> [ASSIGNED TASK]: The data should be printed again, exactly.

Start of AVAILABLE DATA

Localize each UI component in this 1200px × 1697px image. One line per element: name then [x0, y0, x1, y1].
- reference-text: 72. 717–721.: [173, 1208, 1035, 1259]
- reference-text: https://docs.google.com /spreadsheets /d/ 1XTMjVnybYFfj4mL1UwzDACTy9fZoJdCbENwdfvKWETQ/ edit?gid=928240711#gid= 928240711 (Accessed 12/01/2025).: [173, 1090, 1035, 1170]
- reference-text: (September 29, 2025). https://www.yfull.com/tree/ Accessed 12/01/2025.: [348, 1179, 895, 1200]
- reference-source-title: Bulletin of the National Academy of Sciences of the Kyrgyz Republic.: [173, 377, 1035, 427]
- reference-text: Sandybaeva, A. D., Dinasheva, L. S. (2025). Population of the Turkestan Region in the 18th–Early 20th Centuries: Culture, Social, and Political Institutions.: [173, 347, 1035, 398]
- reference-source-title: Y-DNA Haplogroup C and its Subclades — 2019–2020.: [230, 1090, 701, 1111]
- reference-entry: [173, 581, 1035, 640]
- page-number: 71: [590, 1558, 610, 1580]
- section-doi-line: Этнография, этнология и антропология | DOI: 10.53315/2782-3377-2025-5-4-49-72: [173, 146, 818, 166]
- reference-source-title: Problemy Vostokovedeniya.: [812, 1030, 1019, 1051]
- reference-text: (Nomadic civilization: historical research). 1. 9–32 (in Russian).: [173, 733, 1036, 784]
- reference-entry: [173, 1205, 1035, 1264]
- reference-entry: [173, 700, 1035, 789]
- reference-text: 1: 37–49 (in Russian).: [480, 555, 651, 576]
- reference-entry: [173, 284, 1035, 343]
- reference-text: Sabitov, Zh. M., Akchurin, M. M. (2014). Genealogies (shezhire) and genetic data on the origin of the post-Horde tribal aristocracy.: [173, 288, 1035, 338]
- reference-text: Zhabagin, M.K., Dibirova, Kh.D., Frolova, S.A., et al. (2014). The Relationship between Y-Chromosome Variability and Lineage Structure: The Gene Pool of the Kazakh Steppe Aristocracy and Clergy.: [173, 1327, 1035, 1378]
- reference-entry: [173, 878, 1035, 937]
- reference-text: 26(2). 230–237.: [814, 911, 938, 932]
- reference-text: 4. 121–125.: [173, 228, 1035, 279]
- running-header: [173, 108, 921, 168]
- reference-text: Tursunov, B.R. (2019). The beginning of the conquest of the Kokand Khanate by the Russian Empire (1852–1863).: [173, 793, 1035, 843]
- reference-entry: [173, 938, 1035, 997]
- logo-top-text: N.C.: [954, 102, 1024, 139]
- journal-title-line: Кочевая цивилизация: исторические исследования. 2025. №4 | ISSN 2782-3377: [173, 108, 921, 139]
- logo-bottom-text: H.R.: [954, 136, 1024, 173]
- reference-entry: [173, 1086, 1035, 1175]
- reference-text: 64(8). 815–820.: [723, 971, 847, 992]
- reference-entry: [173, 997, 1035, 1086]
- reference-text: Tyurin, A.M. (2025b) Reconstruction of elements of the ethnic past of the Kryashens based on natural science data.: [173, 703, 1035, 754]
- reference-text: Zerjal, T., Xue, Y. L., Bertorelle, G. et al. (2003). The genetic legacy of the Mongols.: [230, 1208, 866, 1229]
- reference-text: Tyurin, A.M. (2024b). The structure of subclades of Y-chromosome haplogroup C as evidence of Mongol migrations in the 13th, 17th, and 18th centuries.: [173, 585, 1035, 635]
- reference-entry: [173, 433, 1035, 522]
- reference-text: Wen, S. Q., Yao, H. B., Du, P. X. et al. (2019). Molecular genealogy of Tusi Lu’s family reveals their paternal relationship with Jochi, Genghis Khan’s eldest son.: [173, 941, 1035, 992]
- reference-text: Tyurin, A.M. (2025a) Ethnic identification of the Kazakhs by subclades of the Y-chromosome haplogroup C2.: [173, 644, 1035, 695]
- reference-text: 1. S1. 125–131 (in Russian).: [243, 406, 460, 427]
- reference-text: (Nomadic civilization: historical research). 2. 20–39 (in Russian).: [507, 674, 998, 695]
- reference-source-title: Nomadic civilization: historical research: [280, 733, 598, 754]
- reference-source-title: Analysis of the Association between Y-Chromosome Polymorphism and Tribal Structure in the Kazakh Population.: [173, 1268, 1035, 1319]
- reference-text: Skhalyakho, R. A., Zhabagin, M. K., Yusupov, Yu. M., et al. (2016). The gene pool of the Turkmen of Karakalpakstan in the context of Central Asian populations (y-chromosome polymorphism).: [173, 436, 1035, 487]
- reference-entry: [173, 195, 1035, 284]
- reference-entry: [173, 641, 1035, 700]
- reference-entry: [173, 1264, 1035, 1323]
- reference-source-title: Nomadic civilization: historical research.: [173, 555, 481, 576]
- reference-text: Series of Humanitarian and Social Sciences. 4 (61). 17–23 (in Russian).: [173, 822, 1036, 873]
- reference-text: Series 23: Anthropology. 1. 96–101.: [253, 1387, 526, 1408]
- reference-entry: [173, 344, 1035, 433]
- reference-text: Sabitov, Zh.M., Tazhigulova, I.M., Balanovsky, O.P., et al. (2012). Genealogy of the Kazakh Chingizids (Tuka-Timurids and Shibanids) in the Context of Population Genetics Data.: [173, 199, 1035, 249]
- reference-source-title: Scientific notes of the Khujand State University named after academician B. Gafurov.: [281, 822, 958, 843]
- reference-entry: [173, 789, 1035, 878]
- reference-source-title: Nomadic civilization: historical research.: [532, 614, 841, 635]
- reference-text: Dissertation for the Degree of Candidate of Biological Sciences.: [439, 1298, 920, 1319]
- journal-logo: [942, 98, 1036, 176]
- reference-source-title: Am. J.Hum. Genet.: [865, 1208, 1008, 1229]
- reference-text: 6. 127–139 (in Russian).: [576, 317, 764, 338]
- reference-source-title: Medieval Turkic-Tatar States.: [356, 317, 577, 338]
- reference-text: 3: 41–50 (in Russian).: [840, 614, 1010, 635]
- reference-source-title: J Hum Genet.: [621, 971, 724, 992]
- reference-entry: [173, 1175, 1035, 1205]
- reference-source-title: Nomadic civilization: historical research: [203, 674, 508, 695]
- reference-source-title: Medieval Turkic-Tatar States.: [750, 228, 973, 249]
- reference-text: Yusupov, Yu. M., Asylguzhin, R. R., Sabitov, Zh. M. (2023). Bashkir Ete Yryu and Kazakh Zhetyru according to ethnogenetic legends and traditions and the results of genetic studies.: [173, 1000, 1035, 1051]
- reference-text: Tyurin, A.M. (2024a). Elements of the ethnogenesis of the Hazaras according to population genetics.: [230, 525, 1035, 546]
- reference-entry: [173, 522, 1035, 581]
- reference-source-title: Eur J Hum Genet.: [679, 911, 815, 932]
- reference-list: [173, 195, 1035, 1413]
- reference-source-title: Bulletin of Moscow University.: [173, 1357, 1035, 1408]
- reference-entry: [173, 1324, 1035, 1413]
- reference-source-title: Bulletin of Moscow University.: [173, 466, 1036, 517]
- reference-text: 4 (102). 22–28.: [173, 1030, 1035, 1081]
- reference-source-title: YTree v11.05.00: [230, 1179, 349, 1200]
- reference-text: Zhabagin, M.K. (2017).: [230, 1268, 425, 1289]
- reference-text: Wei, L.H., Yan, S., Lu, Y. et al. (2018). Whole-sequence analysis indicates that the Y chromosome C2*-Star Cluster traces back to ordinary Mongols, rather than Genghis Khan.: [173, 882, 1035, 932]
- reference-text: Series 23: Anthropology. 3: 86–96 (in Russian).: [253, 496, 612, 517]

End of AVAILABLE DATA

> [EXPECTED OUTPUT]:
Localize each UI component in this 1200px × 1697px image. One line per element: name then [x0, y0, x1, y1].
- reference-text: 72. 717–721.: [173, 1208, 1035, 1259]
- reference-text: https://docs.google.com /spreadsheets /d/ 1XTMjVnybYFfj4mL1UwzDACTy9fZoJdCbENwdfvKWETQ/ edit?gid=928240711#gid= 928240711 (Accessed 12/01/2025).: [173, 1090, 1035, 1170]
- reference-text: (September 29, 2025). https://www.yfull.com/tree/ Accessed 12/01/2025.: [348, 1179, 895, 1200]
- reference-source-title: Bulletin of the National Academy of Sciences of the Kyrgyz Republic.: [173, 377, 1035, 427]
- reference-text: Sandybaeva, A. D., Dinasheva, L. S. (2025). Population of the Turkestan Region in the 18th–Early 20th Centuries: Culture, Social, and Political Institutions.: [173, 347, 1035, 398]
- reference-source-title: Y-DNA Haplogroup C and its Subclades — 2019–2020.: [230, 1090, 701, 1111]
- reference-entry: [173, 581, 1035, 640]
- page-number: 71: [590, 1558, 610, 1580]
- section-doi-line: Этнография, этнология и антропология | DOI: 10.53315/2782-3377-2025-5-4-49-72: [173, 146, 818, 166]
- reference-source-title: Problemy Vostokovedeniya.: [812, 1030, 1019, 1051]
- reference-text: (Nomadic civilization: historical research). 1. 9–32 (in Russian).: [173, 733, 1036, 784]
- reference-entry: [173, 1205, 1035, 1264]
- reference-entry: [173, 700, 1035, 789]
- reference-text: 1: 37–49 (in Russian).: [480, 555, 651, 576]
- reference-entry: [173, 284, 1035, 343]
- reference-text: Sabitov, Zh. M., Akchurin, M. M. (2014). Genealogies (shezhire) and genetic data on the origin of the post-Horde tribal aristocracy.: [173, 288, 1035, 338]
- reference-text: Zhabagin, M.K., Dibirova, Kh.D., Frolova, S.A., et al. (2014). The Relationship between Y-Chromosome Variability and Lineage Structure: The Gene Pool of the Kazakh Steppe Aristocracy and Clergy.: [173, 1327, 1035, 1378]
- reference-entry: [173, 878, 1035, 937]
- reference-text: 26(2). 230–237.: [814, 911, 938, 932]
- reference-text: 4. 121–125.: [173, 228, 1035, 279]
- running-header: [173, 108, 921, 168]
- reference-text: Tursunov, B.R. (2019). The beginning of the conquest of the Kokand Khanate by the Russian Empire (1852–1863).: [173, 793, 1035, 843]
- reference-entry: [173, 938, 1035, 997]
- logo-top-text: N.C.: [954, 102, 1024, 139]
- journal-title-line: Кочевая цивилизация: исторические исследования. 2025. №4 | ISSN 2782-3377: [173, 108, 921, 139]
- logo-bottom-text: H.R.: [954, 136, 1024, 173]
- reference-entry: [173, 1086, 1035, 1175]
- reference-text: 64(8). 815–820.: [723, 971, 847, 992]
- reference-entry: [173, 997, 1035, 1086]
- reference-text: Tyurin, A.M. (2025b) Reconstruction of elements of the ethnic past of the Kryashens based on natural science data.: [173, 703, 1035, 754]
- reference-text: Zerjal, T., Xue, Y. L., Bertorelle, G. et al. (2003). The genetic legacy of the Mongols.: [230, 1208, 866, 1229]
- reference-text: Tyurin, A.M. (2024b). The structure of subclades of Y-chromosome haplogroup C as evidence of Mongol migrations in the 13th, 17th, and 18th centuries.: [173, 585, 1035, 635]
- reference-entry: [173, 433, 1035, 522]
- reference-text: Wen, S. Q., Yao, H. B., Du, P. X. et al. (2019). Molecular genealogy of Tusi Lu’s family reveals their paternal relationship with Jochi, Genghis Khan’s eldest son.: [173, 941, 1035, 992]
- reference-text: Tyurin, A.M. (2025a) Ethnic identification of the Kazakhs by subclades of the Y-chromosome haplogroup C2.: [173, 644, 1035, 695]
- reference-text: 1. S1. 125–131 (in Russian).: [243, 406, 460, 427]
- reference-text: (Nomadic civilization: historical research). 2. 20–39 (in Russian).: [507, 674, 998, 695]
- reference-source-title: Nomadic civilization: historical research: [280, 733, 598, 754]
- reference-source-title: Analysis of the Association between Y-Chromosome Polymorphism and Tribal Structure in the Kazakh Population.: [173, 1268, 1035, 1319]
- reference-text: Skhalyakho, R. A., Zhabagin, M. K., Yusupov, Yu. M., et al. (2016). The gene pool of the Turkmen of Karakalpakstan in the context of Central Asian populations (y-chromosome polymorphism).: [173, 436, 1035, 487]
- reference-entry: [173, 195, 1035, 284]
- reference-entry: [173, 641, 1035, 700]
- reference-entry: [173, 1264, 1035, 1323]
- reference-source-title: Nomadic civilization: historical research.: [173, 555, 481, 576]
- reference-text: Series of Humanitarian and Social Sciences. 4 (61). 17–23 (in Russian).: [173, 822, 1036, 873]
- reference-text: Series 23: Anthropology. 1. 96–101.: [253, 1387, 526, 1408]
- reference-entry: [173, 344, 1035, 433]
- reference-text: Sabitov, Zh.M., Tazhigulova, I.M., Balanovsky, O.P., et al. (2012). Genealogy of the Kazakh Chingizids (Tuka-Timurids and Shibanids) in the Context of Population Genetics Data.: [173, 199, 1035, 249]
- reference-source-title: Scientific notes of the Khujand State University named after academician B. Gafurov.: [281, 822, 958, 843]
- reference-entry: [173, 789, 1035, 878]
- reference-source-title: Nomadic civilization: historical research.: [532, 614, 841, 635]
- reference-text: Dissertation for the Degree of Candidate of Biological Sciences.: [439, 1298, 920, 1319]
- journal-logo: [942, 98, 1036, 176]
- reference-source-title: Am. J.Hum. Genet.: [865, 1208, 1008, 1229]
- reference-text: 6. 127–139 (in Russian).: [576, 317, 764, 338]
- reference-source-title: Medieval Turkic-Tatar States.: [356, 317, 577, 338]
- reference-text: 3: 41–50 (in Russian).: [840, 614, 1010, 635]
- reference-source-title: J Hum Genet.: [621, 971, 724, 992]
- reference-entry: [173, 1175, 1035, 1205]
- reference-source-title: Nomadic civilization: historical research: [203, 674, 508, 695]
- reference-source-title: Medieval Turkic-Tatar States.: [750, 228, 973, 249]
- reference-text: Yusupov, Yu. M., Asylguzhin, R. R., Sabitov, Zh. M. (2023). Bashkir Ete Yryu and Kazakh Zhetyru according to ethnogenetic legends and traditions and the results of genetic studies.: [173, 1000, 1035, 1051]
- reference-text: Tyurin, A.M. (2024a). Elements of the ethnogenesis of the Hazaras according to population genetics.: [230, 525, 1035, 546]
- reference-entry: [173, 522, 1035, 581]
- reference-source-title: Eur J Hum Genet.: [679, 911, 815, 932]
- reference-list: [173, 195, 1035, 1413]
- reference-source-title: Bulletin of Moscow University.: [173, 1357, 1035, 1408]
- reference-entry: [173, 1324, 1035, 1413]
- reference-source-title: Bulletin of Moscow University.: [173, 466, 1036, 517]
- reference-text: 4 (102). 22–28.: [173, 1030, 1035, 1081]
- reference-source-title: YTree v11.05.00: [230, 1179, 349, 1200]
- reference-text: Zhabagin, M.K. (2017).: [230, 1268, 425, 1289]
- reference-text: Wei, L.H., Yan, S., Lu, Y. et al. (2018). Whole-sequence analysis indicates that the Y chromosome C2*-Star Cluster traces back to ordinary Mongols, rather than Genghis Khan.: [173, 882, 1035, 932]
- reference-text: Series 23: Anthropology. 3: 86–96 (in Russian).: [253, 496, 612, 517]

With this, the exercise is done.